What is needed: Gather every line holding the string "title".

═════ Material for this exercise

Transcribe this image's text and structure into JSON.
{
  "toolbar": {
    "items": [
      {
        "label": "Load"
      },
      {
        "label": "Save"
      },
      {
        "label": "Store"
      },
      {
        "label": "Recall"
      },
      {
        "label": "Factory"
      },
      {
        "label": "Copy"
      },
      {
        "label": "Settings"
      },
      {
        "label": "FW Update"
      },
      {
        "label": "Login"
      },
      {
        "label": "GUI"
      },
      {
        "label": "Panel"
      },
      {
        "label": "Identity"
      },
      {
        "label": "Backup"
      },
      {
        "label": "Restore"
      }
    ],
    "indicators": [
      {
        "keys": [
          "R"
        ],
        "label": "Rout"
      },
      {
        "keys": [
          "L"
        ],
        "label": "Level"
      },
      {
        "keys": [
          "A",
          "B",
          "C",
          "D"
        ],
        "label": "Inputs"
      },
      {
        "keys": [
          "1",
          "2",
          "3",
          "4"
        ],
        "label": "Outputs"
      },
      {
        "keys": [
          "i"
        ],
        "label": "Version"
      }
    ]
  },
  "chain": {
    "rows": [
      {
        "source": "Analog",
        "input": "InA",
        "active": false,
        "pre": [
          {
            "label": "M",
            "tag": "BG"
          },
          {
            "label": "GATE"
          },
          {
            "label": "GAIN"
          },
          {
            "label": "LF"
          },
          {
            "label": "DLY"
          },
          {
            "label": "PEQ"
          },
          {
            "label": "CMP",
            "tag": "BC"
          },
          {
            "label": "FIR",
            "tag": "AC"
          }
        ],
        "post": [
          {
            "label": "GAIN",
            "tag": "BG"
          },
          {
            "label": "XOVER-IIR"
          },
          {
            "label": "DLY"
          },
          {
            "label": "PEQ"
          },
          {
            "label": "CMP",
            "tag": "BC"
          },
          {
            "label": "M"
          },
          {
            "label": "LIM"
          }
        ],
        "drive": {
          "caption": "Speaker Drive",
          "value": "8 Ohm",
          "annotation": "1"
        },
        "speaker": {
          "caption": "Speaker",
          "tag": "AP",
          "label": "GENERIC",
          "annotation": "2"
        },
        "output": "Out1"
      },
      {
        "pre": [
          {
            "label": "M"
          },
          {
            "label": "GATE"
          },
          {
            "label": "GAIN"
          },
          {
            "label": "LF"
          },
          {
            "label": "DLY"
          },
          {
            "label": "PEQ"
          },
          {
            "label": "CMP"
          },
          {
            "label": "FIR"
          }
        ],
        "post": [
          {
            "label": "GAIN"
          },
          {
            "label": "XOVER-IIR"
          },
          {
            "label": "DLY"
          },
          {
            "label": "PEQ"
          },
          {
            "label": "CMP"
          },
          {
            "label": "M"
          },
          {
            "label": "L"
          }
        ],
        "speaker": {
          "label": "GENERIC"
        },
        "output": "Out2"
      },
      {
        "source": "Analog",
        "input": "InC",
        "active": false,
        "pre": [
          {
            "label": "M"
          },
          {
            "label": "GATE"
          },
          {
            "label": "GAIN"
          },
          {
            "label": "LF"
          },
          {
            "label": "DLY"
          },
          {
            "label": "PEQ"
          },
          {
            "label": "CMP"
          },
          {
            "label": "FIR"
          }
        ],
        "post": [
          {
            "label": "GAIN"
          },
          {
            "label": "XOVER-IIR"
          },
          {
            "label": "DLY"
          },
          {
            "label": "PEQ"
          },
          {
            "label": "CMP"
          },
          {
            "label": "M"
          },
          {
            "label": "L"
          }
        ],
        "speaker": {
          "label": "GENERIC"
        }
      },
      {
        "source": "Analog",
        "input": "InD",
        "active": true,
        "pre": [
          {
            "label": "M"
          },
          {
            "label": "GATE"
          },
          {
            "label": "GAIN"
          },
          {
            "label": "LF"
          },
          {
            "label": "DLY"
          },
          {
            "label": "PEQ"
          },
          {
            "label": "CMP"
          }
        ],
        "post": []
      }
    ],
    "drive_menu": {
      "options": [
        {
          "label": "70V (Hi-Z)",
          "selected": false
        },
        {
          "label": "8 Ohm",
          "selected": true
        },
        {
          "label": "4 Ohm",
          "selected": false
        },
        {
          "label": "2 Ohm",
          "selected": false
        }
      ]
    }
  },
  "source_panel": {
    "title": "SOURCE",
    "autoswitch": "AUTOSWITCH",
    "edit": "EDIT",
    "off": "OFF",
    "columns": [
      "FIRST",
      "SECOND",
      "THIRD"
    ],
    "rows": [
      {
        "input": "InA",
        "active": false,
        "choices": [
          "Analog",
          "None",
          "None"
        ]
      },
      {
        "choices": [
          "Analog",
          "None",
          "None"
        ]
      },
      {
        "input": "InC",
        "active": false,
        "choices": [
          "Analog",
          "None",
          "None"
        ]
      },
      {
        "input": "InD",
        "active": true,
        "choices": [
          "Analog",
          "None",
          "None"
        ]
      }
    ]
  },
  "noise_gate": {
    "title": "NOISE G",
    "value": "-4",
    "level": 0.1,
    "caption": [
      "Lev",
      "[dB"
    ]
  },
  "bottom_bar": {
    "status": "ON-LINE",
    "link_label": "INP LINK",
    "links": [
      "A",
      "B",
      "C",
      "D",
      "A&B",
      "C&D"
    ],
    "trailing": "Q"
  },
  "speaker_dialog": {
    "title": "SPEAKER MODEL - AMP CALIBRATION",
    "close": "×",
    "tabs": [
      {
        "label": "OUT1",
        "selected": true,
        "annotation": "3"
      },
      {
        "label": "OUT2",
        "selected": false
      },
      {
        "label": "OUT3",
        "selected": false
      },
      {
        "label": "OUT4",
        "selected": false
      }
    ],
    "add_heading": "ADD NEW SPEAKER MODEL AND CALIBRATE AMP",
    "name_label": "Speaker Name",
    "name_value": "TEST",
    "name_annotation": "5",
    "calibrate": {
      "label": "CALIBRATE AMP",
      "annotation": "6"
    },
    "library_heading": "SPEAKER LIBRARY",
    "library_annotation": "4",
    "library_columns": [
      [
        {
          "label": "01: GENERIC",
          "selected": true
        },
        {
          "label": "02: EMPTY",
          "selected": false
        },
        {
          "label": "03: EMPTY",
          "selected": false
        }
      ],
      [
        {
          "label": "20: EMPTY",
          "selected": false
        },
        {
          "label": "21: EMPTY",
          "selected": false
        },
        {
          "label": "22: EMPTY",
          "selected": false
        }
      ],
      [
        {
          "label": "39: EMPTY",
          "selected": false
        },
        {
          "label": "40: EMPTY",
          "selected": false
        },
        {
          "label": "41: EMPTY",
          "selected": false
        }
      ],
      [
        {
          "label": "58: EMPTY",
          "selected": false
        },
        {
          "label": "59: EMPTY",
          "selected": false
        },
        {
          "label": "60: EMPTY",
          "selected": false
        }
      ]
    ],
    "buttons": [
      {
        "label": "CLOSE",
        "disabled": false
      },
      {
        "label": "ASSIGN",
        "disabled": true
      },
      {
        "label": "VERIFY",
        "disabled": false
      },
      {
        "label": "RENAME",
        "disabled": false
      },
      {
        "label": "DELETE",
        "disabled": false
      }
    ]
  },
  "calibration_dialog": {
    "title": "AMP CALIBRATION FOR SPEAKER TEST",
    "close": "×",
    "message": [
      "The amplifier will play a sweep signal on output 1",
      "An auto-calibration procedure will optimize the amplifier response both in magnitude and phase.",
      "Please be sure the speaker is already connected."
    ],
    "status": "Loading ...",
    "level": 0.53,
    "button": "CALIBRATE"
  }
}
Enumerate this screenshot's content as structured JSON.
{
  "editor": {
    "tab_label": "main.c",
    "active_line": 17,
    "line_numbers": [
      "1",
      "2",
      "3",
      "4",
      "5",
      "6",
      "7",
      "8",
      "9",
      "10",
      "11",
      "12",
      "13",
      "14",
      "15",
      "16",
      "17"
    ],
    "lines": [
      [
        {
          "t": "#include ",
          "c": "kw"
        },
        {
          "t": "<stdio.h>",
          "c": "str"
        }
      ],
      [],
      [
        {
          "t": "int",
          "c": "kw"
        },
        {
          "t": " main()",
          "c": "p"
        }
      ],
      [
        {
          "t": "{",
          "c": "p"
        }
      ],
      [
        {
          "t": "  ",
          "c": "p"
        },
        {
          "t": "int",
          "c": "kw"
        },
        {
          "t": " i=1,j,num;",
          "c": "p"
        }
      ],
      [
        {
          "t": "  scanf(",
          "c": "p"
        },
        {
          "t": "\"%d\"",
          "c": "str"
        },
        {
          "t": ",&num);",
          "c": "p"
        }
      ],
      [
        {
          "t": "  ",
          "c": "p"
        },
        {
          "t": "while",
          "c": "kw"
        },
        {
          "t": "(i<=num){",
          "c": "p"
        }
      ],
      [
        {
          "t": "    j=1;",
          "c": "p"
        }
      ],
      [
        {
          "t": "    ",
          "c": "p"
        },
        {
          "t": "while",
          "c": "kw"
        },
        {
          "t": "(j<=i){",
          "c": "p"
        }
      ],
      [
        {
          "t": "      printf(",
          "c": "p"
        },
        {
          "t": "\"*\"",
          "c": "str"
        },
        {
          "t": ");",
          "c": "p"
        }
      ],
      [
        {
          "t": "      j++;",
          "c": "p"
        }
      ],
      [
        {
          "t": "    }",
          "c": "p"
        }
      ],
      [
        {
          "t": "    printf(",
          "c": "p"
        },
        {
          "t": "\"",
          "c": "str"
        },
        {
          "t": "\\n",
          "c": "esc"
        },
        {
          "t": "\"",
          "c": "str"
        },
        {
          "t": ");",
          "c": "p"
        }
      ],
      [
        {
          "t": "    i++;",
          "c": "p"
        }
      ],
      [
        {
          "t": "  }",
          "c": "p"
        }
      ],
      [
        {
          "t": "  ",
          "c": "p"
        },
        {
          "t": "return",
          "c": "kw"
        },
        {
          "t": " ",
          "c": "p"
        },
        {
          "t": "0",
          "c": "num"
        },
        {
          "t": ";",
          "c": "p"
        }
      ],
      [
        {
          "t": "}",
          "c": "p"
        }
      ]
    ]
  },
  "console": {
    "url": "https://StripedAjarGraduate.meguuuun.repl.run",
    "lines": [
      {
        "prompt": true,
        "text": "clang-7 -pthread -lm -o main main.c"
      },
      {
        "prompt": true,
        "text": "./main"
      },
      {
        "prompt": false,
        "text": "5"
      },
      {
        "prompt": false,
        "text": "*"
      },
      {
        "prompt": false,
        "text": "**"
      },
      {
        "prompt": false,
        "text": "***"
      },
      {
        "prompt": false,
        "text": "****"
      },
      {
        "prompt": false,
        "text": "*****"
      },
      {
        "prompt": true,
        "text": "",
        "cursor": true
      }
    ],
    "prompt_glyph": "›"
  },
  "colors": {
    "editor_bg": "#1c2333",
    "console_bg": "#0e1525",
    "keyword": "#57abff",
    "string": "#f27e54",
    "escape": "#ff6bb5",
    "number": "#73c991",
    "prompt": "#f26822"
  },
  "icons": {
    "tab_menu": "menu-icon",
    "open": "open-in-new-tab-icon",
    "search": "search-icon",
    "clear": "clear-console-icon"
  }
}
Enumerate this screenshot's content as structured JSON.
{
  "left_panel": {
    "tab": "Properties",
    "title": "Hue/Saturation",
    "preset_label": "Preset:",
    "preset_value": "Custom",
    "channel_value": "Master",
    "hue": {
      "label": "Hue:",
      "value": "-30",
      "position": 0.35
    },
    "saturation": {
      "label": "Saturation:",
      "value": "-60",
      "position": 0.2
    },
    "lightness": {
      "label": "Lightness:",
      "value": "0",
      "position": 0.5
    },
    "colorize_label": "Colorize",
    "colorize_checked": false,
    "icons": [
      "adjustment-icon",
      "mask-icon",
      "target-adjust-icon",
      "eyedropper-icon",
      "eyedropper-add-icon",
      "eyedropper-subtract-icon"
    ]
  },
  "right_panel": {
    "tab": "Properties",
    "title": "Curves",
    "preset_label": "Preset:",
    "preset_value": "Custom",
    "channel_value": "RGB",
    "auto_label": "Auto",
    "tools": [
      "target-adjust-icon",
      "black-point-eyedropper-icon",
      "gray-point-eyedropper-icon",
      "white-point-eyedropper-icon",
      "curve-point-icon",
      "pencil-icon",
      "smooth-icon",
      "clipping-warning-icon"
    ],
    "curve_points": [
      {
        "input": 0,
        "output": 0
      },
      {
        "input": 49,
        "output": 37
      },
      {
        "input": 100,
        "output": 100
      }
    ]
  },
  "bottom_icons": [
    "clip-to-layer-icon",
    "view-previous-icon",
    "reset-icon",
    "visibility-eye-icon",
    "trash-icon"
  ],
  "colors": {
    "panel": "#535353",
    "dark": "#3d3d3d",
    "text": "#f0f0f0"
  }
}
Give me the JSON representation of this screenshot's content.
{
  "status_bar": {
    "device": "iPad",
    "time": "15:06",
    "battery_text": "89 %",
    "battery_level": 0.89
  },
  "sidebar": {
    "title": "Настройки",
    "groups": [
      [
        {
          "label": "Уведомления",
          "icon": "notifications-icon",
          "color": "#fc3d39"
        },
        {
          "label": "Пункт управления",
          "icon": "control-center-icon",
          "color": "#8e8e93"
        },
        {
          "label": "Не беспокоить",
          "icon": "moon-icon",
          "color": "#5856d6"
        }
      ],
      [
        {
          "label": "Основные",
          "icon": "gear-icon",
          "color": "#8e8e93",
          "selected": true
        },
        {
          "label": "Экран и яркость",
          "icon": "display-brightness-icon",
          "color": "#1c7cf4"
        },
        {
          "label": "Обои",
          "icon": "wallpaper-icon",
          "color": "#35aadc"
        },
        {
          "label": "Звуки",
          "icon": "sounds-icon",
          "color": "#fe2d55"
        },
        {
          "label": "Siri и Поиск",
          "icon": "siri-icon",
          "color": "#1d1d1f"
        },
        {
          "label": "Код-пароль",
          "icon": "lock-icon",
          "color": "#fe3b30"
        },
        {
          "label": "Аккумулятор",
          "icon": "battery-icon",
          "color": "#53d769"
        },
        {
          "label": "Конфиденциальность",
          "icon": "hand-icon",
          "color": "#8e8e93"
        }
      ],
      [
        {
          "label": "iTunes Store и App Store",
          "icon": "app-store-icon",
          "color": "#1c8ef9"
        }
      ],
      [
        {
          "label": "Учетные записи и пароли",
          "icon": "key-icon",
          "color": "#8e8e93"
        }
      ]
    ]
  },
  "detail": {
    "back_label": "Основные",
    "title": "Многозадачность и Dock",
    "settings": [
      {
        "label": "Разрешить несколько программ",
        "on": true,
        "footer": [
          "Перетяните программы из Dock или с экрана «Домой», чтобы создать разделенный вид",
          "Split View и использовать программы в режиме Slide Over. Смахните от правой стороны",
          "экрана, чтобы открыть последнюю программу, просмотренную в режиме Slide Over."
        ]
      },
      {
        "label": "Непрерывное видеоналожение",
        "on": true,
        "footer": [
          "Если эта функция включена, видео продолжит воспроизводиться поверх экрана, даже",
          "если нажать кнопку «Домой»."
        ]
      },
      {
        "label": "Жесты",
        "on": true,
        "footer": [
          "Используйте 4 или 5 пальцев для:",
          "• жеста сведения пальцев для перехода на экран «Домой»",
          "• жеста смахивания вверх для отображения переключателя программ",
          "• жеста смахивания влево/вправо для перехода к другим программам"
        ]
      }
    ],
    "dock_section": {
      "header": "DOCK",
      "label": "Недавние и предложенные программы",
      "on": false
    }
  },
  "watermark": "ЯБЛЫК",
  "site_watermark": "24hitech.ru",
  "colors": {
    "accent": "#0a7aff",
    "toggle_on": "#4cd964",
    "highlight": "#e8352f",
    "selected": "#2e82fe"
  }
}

══════════

Result of the exercise:
    "title": "SOURCE",
    "title": "NOISE G",
    "title": "SPEAKER MODEL - AMP CALIBRATION",
    "title": "AMP CALIBRATION FOR SPEAKER TEST",
    "title": "Hue/Saturation",
    "title": "Curves",
    "title": "Настройки",
    "title": "Многозадачность и Dock",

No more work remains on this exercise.